_The task:_ Scan the entries for the string "районов" and give the number of lines that have it, nothing further.

_Information given:_
:::::

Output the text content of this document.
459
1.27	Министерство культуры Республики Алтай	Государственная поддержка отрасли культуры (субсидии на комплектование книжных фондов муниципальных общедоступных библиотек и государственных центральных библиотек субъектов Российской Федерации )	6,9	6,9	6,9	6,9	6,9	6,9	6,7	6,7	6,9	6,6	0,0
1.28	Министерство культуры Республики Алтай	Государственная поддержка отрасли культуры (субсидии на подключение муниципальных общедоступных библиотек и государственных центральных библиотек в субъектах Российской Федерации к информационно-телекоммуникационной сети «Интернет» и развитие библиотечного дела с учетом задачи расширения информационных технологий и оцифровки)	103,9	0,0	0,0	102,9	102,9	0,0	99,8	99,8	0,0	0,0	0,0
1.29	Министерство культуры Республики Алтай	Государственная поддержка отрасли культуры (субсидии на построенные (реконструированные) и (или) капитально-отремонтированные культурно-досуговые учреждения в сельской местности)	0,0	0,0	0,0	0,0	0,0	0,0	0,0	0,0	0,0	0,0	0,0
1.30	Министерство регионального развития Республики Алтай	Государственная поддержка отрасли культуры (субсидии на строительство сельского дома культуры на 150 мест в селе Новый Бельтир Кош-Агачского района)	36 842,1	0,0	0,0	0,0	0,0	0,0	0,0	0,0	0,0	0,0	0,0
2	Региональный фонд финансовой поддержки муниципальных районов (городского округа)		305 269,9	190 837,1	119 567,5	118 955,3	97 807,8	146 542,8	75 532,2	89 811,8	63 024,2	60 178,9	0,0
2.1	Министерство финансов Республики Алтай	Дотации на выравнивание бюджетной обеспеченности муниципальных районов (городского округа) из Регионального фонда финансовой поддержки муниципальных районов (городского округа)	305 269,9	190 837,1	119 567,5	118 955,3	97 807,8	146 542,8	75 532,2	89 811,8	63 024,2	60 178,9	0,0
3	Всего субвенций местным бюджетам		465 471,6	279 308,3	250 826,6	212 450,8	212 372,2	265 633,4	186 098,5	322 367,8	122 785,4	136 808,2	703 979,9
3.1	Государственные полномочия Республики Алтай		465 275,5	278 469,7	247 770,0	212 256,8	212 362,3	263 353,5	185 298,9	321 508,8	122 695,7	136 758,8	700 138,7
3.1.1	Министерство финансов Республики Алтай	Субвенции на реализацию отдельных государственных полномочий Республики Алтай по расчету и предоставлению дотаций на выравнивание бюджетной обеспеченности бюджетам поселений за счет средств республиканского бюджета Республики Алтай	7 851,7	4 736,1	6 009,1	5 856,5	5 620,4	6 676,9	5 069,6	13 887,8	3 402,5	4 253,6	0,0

:::::

_The answer:_ 2